## Begin SUPPLIED DATA

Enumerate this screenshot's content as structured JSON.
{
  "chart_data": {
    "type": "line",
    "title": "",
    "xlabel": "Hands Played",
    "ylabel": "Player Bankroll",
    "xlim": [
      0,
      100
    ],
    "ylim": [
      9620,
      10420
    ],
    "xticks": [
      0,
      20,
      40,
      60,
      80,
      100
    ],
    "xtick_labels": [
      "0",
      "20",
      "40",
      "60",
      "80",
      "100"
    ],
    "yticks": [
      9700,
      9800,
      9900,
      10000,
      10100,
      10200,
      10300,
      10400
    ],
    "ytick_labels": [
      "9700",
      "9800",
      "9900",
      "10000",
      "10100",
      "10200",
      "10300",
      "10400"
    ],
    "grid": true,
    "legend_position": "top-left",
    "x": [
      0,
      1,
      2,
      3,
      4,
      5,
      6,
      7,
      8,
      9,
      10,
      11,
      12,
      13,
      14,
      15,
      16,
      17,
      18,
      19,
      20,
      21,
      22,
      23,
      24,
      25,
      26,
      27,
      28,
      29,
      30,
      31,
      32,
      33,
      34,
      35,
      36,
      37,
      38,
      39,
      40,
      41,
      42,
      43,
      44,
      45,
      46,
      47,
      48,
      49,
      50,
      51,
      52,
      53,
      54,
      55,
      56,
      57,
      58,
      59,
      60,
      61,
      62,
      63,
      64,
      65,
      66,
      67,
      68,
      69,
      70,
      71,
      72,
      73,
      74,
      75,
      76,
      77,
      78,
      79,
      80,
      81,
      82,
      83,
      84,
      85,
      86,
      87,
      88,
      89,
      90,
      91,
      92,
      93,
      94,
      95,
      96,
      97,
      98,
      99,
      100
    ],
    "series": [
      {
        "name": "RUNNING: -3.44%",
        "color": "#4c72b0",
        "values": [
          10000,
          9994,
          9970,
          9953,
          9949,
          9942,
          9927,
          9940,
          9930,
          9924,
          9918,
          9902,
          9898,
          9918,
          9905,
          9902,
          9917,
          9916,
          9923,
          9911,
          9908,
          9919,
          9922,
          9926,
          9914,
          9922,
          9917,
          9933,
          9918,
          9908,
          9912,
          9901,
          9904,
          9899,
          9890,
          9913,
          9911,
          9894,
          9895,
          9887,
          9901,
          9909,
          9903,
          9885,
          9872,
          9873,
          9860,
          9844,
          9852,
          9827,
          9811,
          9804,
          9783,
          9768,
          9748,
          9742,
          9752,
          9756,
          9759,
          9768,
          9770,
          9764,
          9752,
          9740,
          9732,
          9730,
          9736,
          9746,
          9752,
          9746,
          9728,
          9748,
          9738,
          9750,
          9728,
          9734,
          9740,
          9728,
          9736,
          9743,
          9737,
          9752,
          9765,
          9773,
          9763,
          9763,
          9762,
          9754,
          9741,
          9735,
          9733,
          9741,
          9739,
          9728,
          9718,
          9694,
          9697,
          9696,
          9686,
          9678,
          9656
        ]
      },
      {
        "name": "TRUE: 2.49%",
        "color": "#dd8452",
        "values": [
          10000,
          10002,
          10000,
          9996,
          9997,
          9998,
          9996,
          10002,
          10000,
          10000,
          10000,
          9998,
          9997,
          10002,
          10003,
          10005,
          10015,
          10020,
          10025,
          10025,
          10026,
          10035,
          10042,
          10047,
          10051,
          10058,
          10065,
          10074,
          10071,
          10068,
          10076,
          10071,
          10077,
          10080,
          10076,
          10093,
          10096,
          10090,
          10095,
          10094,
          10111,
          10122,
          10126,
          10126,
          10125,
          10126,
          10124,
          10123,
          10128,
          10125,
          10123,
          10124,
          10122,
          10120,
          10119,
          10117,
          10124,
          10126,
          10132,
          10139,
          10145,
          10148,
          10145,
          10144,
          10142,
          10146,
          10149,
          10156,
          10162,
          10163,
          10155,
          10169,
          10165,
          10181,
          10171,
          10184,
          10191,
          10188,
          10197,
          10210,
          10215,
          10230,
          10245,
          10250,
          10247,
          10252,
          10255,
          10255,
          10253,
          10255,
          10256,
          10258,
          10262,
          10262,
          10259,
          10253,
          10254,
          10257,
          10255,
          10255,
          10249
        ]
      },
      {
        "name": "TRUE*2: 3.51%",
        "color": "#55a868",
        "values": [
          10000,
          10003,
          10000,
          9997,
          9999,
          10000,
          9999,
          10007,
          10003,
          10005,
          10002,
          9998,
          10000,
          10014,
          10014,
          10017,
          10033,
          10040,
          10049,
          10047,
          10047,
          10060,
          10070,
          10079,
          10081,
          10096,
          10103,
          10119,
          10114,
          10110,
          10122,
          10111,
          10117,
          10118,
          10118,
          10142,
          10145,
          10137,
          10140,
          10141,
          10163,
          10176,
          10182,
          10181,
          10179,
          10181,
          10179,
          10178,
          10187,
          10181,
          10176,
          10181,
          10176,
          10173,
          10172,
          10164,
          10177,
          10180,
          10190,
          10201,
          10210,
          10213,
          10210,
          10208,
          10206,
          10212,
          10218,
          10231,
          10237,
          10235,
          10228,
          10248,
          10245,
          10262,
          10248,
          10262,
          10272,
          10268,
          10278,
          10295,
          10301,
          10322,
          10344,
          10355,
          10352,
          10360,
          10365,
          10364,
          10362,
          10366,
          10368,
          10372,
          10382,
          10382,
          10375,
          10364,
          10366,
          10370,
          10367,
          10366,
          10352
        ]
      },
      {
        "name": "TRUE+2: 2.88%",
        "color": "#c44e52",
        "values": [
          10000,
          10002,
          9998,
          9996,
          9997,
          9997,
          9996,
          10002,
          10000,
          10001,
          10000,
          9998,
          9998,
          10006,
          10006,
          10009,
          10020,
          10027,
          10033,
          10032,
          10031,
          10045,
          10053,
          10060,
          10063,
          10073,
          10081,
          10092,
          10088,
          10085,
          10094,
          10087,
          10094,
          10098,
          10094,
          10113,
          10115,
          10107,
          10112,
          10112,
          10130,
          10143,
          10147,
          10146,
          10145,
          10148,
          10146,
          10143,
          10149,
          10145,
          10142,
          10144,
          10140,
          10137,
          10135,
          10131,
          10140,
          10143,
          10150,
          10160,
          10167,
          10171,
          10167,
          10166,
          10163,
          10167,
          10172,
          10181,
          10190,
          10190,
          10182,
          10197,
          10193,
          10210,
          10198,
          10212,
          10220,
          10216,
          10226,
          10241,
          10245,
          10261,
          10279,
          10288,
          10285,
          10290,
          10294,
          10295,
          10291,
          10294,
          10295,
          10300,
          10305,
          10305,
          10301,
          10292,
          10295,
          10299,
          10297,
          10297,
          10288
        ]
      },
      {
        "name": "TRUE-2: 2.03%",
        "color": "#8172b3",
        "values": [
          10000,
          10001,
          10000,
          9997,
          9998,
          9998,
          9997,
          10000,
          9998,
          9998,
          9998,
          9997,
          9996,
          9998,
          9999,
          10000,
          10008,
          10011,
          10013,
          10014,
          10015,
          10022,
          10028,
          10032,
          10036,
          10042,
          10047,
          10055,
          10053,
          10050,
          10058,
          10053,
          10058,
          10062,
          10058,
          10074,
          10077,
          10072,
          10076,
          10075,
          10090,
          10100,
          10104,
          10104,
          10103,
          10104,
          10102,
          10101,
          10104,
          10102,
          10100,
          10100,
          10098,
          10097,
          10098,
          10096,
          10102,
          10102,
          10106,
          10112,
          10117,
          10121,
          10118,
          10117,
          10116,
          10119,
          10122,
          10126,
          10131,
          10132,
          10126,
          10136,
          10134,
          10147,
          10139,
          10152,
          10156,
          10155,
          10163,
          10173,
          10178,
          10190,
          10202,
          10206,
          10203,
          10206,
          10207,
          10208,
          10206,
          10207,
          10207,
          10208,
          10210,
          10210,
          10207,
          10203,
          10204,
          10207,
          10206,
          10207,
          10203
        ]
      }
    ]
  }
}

## End SUPPLIED DATA

#### SHORT PROBLEM
Where a line above includes "name", copy that line.

#### RESULT OF THIS TASK
        "name": "RUNNING: -3.44%",
        "name": "TRUE: 2.49%",
        "name": "TRUE*2: 3.51%",
        "name": "TRUE+2: 2.88%",
        "name": "TRUE-2: 2.03%",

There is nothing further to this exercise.